* **EXERCISE TASK**
Leave out the pictures and copy every record exactly.

:: MATERIAL TO PROCESS ::

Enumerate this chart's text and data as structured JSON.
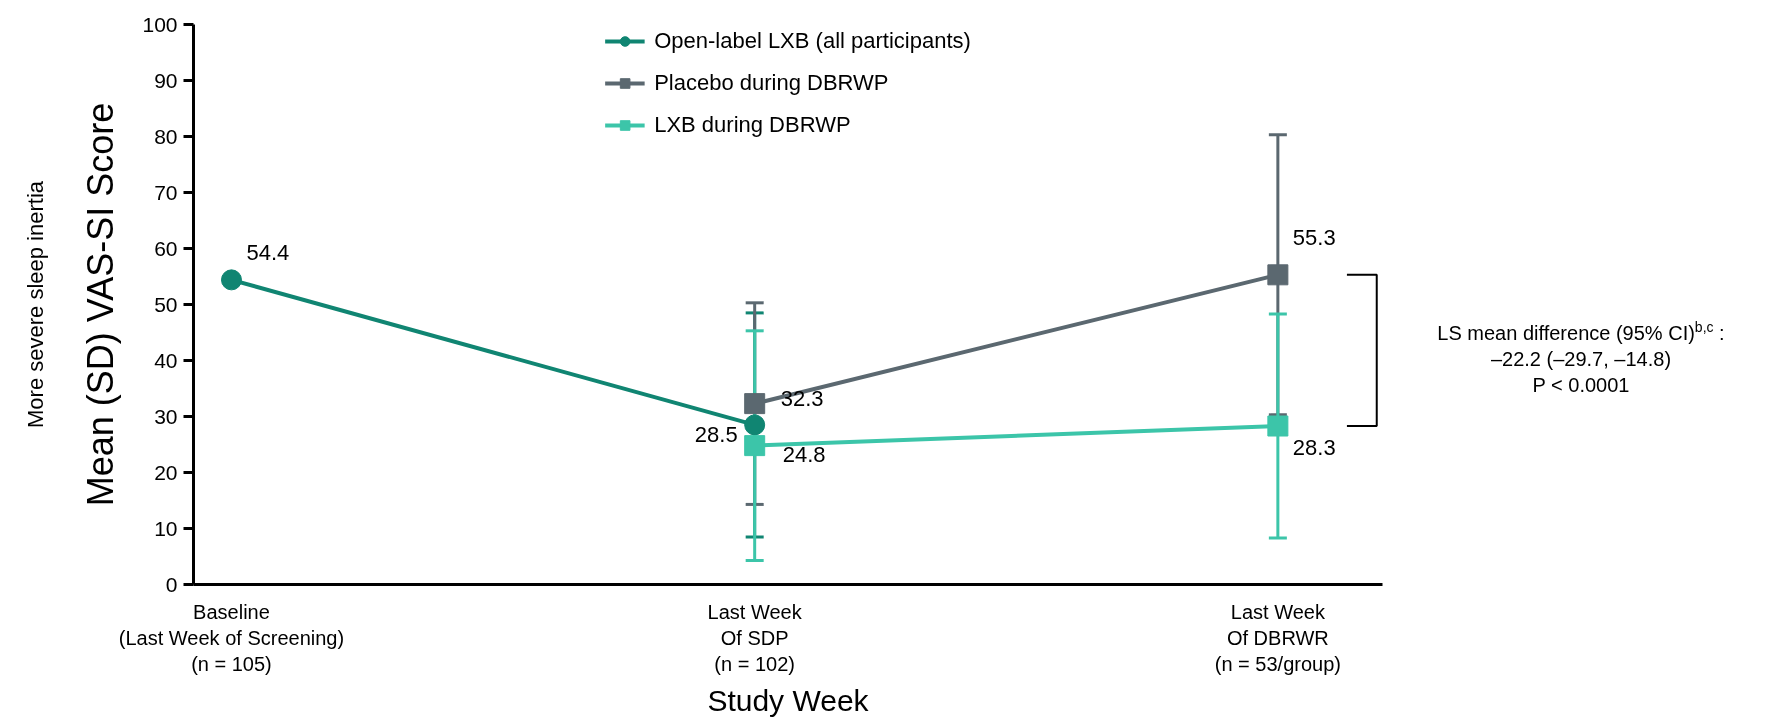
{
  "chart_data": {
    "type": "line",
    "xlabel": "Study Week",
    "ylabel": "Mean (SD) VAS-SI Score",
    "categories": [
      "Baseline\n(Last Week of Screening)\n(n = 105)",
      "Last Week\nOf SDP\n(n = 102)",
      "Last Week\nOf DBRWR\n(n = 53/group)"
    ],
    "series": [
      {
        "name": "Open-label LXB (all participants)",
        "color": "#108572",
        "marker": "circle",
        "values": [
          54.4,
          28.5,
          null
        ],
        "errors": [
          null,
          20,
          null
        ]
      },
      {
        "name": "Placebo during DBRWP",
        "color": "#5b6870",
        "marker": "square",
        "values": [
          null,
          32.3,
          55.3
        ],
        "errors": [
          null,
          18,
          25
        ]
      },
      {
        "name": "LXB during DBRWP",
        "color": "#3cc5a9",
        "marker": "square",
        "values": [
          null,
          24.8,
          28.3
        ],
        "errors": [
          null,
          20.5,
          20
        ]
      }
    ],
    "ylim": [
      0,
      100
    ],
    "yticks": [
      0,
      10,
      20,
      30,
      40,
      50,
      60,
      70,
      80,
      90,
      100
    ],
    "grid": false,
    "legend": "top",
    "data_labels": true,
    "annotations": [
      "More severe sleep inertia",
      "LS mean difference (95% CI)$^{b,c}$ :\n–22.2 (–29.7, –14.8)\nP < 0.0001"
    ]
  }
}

:::

* **RESPONSE TO THE EXERCISE**
Enumerate this chart's text and data as structured JSON.
{
  "chart_data": {
    "type": "line",
    "xlabel": "Study Week",
    "ylabel": "Mean (SD) VAS-SI Score",
    "categories": [
      "Baseline\n(Last Week of Screening)\n(n = 105)",
      "Last Week\nOf SDP\n(n = 102)",
      "Last Week\nOf DBRWR\n(n = 53/group)"
    ],
    "series": [
      {
        "name": "Open-label LXB (all participants)",
        "color": "#108572",
        "marker": "circle",
        "values": [
          54.4,
          28.5,
          null
        ],
        "errors": [
          null,
          20,
          null
        ]
      },
      {
        "name": "Placebo during DBRWP",
        "color": "#5b6870",
        "marker": "square",
        "values": [
          null,
          32.3,
          55.3
        ],
        "errors": [
          null,
          18,
          25
        ]
      },
      {
        "name": "LXB during DBRWP",
        "color": "#3cc5a9",
        "marker": "square",
        "values": [
          null,
          24.8,
          28.3
        ],
        "errors": [
          null,
          20.5,
          20
        ]
      }
    ],
    "ylim": [
      0,
      100
    ],
    "yticks": [
      0,
      10,
      20,
      30,
      40,
      50,
      60,
      70,
      80,
      90,
      100
    ],
    "grid": false,
    "legend": "top",
    "data_labels": true,
    "annotations": [
      "More severe sleep inertia",
      "LS mean difference (95% CI)$^{b,c}$ :\n–22.2 (–29.7, –14.8)\nP < 0.0001"
    ]
  }
}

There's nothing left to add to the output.